● 課題 A
梅安を描いた映画の紹介文から、「それは蔓と呼ばれる元締めからの指示を受けて、金子で人を」から「てそれに併せて彼らの出自が語られるものだ。」までを、最後の語句も含めて一字一句そのまま書き写すこと。

● 抜粋
しかし彼にはその表の顔とは背反する闇の仕掛人という裏の
稼業があった。
それは蔓と呼ばれる元締めからの指示を受けて、金子で人を
殺すというもの。しかも梅安の手口は本業の鍼を用いて証拠
を残さず、役人には自然死と納得させる巧妙なものだった。
そして2部作では江戸と京都での仕事が各々描かれる。
その1作目の江戸の話では、遊郭で繁盛店を切り盛りする女
将に纏わる話。第2作では、京の都を跋扈するやさぐれ集団
を相手に、梅安と相棒の彦次郎の仕事ぶりが描かれる。そし
てそれに併せて彼らの出自が語られるものだ。
出演は2作通してのレギュラー陣が豊川悦司、片岡愛之助、
菅野美穂、小野了、高畑淳子、小林薫。加えて第1作には早
乙女太一、柳葉敏郎、天海祐希。第2作には一ノ瀬颯、椎名
桔平、佐藤浩市が登場する。
監督は2006年『星になった少年』などの河毛俊作、脚本は同
作や、2009年8月紹介『風が強く吹いている』などの大森寿
美男が担当している。
原作は、映画では田宮二郎、緒形拳、萬屋錦之介、テレビで
は小林桂樹、渡辺謙、岸谷五朗など多くの映像化で知られ、
また人気シリーズ「必殺仕事人」の翻案元ともされるものだ
が、本作ではかなりダークな仕事ぶりに驚かされた。

● 元資料
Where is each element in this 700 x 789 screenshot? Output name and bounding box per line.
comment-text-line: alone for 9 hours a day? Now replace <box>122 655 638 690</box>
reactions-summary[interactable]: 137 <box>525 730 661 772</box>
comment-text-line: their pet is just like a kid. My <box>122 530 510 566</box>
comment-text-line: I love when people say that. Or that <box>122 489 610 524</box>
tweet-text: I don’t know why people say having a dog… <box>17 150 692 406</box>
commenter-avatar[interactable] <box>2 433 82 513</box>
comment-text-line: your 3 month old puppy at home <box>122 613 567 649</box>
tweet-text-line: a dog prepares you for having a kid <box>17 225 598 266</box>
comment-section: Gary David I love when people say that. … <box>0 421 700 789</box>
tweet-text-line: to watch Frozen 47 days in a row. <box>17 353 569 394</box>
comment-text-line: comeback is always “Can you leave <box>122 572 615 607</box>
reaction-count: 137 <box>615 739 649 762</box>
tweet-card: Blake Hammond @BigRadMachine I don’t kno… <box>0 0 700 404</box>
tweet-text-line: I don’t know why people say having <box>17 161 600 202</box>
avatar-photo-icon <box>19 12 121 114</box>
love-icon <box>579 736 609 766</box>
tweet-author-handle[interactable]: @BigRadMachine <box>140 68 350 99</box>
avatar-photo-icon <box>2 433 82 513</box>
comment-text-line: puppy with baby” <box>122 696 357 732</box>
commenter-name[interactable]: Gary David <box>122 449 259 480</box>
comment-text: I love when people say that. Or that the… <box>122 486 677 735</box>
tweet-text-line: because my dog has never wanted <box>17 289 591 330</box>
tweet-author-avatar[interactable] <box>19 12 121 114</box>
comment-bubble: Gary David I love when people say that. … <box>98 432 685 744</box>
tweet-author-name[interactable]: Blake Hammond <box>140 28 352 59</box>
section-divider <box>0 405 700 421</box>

● 課題 B
リストの先頭から「comment-section: Gary David」を含む行まで(その行も含む)を、「comment-text-line」を「comment-line」に入れ替え、それ以外はそのままにして書き直すこと。

● 解答 A
それは蔓と呼ばれる元締めからの指示を受けて、金子で人を
殺すというもの。しかも梅安の手口は本業の鍼を用いて証拠
を残さず、役人には自然死と納得させる巧妙なものだった。
そして2部作では江戸と京都での仕事が各々描かれる。
その1作目の江戸の話では、遊郭で繁盛店を切り盛りする女
将に纏わる話。第2作では、京の都を跋扈するやさぐれ集団
を相手に、梅安と相棒の彦次郎の仕事ぶりが描かれる。そし
てそれに併せて彼らの出自が語られるものだ。

● 解答 B
Where is each element in this 700 x 789 screenshot? Output name and bounding box per line.
comment-line: alone for 9 hours a day? Now replace <box>122 655 638 690</box>
reactions-summary[interactable]: 137 <box>525 730 661 772</box>
comment-line: their pet is just like a kid. My <box>122 530 510 566</box>
comment-line: I love when people say that. Or that <box>122 489 610 524</box>
tweet-text: I don’t know why people say having a dog… <box>17 150 692 406</box>
commenter-avatar[interactable] <box>2 433 82 513</box>
comment-line: your 3 month old puppy at home <box>122 613 567 649</box>
tweet-text-line: a dog prepares you for having a kid <box>17 225 598 266</box>
comment-section: Gary David I love when people say that. … <box>0 421 700 789</box>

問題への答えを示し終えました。